Material for this task:
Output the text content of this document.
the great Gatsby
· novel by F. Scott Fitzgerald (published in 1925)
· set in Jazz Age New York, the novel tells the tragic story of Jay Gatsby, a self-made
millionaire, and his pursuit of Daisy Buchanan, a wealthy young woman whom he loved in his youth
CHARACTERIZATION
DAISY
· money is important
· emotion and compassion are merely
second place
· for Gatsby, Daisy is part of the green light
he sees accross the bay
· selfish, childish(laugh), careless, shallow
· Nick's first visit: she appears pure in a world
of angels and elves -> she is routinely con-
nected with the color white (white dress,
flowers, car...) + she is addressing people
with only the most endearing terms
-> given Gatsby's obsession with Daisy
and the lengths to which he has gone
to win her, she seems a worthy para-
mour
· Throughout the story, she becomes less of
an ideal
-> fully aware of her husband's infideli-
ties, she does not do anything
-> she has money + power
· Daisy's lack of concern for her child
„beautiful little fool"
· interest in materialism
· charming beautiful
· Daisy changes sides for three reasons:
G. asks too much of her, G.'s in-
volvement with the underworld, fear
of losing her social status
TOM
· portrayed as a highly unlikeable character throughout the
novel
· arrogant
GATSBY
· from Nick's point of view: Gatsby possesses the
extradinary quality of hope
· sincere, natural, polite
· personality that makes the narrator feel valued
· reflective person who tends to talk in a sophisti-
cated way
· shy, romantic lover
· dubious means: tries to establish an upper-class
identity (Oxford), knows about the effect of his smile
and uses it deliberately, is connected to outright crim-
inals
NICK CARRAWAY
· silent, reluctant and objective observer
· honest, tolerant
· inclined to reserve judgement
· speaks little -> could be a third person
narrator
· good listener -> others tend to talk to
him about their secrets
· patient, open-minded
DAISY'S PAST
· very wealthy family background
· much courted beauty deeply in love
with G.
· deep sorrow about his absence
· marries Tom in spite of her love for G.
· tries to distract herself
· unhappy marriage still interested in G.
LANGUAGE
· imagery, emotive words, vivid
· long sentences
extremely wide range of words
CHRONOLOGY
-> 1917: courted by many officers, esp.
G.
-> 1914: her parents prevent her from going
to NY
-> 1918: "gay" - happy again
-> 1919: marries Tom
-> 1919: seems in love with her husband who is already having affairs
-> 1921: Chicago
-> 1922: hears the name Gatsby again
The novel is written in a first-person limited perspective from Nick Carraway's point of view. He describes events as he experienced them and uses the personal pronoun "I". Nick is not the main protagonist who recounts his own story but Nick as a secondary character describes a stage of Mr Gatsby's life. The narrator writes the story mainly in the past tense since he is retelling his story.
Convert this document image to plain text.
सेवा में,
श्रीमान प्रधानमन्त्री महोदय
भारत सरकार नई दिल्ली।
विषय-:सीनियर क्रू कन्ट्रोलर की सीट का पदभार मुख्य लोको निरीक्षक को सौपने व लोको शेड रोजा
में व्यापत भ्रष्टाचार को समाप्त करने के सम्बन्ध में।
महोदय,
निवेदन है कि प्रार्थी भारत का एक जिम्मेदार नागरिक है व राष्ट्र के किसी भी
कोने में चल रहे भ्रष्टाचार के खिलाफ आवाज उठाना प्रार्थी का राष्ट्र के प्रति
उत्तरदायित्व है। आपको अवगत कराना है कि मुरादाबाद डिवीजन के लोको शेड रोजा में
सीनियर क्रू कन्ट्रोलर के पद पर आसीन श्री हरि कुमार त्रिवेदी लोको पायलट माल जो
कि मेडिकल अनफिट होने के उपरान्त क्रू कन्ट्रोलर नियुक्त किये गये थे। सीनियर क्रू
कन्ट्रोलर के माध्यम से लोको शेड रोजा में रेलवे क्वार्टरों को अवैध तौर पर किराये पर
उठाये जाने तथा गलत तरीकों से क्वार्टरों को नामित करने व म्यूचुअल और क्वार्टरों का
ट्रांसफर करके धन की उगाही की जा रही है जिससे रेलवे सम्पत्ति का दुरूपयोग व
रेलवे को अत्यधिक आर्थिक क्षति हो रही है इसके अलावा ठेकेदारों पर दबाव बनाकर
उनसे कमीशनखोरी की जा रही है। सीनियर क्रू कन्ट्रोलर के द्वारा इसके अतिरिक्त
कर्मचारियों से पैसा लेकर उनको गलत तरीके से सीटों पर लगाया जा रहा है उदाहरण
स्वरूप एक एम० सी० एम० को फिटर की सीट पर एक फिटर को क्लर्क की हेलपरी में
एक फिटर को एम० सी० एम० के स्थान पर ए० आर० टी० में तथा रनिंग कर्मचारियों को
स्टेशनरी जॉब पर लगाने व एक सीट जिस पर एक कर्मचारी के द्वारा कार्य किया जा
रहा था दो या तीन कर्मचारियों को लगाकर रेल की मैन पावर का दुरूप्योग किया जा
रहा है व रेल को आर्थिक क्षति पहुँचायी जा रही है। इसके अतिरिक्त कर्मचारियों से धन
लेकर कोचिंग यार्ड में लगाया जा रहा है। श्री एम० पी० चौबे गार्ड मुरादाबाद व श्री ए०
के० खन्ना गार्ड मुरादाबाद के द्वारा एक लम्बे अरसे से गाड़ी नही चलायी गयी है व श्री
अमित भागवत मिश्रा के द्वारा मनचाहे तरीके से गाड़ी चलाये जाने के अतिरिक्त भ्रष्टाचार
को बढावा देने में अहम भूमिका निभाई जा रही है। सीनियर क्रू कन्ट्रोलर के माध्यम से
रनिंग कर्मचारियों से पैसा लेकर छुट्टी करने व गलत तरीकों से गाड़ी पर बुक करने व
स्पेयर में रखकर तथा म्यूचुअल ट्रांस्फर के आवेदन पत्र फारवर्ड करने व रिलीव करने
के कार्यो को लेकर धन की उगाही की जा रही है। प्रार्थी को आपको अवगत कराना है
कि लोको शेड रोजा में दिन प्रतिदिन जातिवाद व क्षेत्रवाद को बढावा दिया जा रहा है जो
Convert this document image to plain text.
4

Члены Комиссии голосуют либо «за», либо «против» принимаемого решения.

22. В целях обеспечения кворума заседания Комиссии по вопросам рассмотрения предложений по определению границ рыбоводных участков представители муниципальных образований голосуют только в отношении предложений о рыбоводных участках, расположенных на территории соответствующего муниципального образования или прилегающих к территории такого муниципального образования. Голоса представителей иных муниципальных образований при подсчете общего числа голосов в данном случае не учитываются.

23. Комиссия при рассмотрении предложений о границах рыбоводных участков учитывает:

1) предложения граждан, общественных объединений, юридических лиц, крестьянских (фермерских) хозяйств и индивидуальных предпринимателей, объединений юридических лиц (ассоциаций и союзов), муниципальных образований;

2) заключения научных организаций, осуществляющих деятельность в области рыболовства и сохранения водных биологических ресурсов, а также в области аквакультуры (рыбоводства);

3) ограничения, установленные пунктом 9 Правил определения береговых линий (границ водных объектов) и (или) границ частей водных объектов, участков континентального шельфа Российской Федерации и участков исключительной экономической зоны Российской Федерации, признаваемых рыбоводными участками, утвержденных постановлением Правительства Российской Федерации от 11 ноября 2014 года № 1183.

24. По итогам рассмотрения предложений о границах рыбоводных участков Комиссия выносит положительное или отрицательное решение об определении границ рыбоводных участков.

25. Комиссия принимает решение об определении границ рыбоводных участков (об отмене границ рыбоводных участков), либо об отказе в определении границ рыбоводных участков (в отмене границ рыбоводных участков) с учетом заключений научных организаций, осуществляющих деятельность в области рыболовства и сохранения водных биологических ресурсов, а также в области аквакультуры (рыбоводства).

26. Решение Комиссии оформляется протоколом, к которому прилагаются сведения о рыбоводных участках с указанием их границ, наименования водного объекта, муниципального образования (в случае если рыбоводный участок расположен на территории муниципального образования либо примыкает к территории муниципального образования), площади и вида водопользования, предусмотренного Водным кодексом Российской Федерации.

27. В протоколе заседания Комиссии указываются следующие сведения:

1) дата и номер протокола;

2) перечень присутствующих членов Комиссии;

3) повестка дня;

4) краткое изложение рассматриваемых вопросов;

Task:
Copy out every line from the material above in which the word "money" appears.

Output:
· money is important
-> she has money + power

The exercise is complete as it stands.